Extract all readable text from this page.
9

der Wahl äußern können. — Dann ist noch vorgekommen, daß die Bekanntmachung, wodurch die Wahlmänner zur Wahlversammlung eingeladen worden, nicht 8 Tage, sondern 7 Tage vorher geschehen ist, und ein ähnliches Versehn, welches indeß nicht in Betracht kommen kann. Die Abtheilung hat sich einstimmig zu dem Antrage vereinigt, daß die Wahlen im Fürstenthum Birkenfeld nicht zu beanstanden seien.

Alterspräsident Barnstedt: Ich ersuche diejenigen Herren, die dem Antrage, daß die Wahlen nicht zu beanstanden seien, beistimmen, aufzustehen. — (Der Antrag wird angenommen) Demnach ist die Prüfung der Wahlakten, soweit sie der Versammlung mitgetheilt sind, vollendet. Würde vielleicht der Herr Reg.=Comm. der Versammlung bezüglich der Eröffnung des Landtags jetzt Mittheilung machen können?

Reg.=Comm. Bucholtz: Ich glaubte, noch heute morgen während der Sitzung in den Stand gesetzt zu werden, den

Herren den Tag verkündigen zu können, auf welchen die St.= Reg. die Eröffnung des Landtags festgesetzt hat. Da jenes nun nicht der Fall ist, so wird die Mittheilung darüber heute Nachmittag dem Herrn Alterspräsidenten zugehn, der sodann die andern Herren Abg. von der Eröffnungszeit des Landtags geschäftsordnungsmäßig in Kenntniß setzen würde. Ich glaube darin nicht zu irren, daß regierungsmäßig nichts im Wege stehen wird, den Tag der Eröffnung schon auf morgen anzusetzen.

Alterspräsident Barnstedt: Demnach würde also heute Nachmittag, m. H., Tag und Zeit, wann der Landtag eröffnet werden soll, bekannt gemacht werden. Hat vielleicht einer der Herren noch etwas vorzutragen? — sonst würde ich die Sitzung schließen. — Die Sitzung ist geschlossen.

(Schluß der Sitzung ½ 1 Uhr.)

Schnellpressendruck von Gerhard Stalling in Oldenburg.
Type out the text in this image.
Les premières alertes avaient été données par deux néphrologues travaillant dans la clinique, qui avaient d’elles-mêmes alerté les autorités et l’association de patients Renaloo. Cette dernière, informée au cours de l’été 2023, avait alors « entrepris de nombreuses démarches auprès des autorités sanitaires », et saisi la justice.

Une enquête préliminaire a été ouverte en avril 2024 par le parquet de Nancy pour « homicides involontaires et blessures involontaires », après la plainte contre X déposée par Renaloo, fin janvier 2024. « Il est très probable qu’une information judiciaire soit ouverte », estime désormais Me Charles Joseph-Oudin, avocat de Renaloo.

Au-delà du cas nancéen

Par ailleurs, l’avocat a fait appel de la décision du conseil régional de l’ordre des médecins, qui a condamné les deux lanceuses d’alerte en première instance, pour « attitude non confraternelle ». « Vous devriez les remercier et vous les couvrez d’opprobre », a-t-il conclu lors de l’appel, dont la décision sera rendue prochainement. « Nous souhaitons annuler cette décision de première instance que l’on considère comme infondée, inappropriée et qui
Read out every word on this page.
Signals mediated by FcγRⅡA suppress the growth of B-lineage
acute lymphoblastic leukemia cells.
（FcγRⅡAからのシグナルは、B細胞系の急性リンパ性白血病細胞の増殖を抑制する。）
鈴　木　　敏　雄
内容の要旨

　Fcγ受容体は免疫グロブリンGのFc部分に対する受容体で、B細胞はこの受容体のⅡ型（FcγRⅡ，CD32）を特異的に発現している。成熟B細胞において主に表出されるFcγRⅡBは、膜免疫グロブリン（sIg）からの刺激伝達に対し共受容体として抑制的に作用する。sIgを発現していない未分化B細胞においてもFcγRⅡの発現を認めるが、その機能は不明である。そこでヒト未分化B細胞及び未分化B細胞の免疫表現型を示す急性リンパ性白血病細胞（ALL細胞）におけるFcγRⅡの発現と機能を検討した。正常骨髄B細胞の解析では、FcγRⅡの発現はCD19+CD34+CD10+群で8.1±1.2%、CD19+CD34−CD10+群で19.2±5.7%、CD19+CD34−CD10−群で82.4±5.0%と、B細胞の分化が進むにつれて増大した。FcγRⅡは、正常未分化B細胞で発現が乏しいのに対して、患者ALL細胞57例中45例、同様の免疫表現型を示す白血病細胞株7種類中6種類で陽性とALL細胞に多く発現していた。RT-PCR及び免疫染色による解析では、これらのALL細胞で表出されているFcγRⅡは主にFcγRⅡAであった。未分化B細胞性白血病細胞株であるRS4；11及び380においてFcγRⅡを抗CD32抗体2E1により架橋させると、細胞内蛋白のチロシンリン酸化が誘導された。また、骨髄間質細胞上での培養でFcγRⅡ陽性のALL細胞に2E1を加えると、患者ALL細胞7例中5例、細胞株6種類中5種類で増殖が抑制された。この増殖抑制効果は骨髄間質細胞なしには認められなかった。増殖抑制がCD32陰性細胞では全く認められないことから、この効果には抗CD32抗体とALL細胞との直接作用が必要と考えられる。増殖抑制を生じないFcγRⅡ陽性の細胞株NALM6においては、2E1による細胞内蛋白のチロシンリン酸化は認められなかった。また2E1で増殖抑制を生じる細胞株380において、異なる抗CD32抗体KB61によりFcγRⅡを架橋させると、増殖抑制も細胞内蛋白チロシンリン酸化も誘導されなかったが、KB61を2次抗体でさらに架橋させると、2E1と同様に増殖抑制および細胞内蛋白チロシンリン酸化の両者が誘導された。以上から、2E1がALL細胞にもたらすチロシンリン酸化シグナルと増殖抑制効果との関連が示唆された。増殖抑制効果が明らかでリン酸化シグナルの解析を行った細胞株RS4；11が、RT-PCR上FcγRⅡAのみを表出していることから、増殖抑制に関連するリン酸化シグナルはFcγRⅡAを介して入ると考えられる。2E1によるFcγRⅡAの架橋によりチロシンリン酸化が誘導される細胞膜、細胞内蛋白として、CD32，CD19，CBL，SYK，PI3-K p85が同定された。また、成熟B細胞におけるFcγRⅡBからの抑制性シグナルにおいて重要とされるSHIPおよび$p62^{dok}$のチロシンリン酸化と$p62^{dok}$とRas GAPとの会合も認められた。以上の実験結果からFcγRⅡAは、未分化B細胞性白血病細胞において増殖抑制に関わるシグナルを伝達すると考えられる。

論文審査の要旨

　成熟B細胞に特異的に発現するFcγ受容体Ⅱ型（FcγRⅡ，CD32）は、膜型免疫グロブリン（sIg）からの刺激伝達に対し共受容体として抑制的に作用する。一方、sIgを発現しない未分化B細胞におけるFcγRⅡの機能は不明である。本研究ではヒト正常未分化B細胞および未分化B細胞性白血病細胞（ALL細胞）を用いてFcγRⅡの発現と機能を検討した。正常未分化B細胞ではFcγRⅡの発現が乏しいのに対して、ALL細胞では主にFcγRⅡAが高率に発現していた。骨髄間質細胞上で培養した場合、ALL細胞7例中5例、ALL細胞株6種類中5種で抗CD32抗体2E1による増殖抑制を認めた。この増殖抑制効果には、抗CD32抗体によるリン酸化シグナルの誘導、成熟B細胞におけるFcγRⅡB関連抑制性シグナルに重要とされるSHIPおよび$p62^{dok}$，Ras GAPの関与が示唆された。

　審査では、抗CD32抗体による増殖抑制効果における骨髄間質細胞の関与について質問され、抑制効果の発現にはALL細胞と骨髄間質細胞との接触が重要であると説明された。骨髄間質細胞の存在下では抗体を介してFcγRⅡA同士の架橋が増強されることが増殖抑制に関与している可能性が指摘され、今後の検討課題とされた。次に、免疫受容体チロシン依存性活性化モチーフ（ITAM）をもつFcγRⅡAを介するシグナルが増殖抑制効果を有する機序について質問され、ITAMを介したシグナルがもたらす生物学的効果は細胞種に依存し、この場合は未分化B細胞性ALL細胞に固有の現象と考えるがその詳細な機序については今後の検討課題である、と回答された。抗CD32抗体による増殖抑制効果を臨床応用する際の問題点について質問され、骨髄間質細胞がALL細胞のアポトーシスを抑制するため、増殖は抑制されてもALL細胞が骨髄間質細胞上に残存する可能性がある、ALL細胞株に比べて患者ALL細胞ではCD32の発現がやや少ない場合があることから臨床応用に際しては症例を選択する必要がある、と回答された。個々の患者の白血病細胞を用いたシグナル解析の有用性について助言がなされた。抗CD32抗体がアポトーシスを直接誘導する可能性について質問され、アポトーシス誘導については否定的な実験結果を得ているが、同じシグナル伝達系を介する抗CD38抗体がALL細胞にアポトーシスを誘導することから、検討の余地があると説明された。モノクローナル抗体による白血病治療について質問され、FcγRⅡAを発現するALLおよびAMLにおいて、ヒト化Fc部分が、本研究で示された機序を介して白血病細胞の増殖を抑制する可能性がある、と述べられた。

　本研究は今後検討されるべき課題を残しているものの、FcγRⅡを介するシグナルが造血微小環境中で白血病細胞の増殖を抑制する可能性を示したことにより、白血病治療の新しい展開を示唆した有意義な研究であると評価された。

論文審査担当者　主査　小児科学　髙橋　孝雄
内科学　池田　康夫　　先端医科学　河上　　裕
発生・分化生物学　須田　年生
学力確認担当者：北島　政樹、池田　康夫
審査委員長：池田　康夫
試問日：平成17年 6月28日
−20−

=-=-=-=-=

Task requirements: Go through the lines above and copy any that contain "text".

Answer section:
Extract all readable text from this page.
Type out the text in this image.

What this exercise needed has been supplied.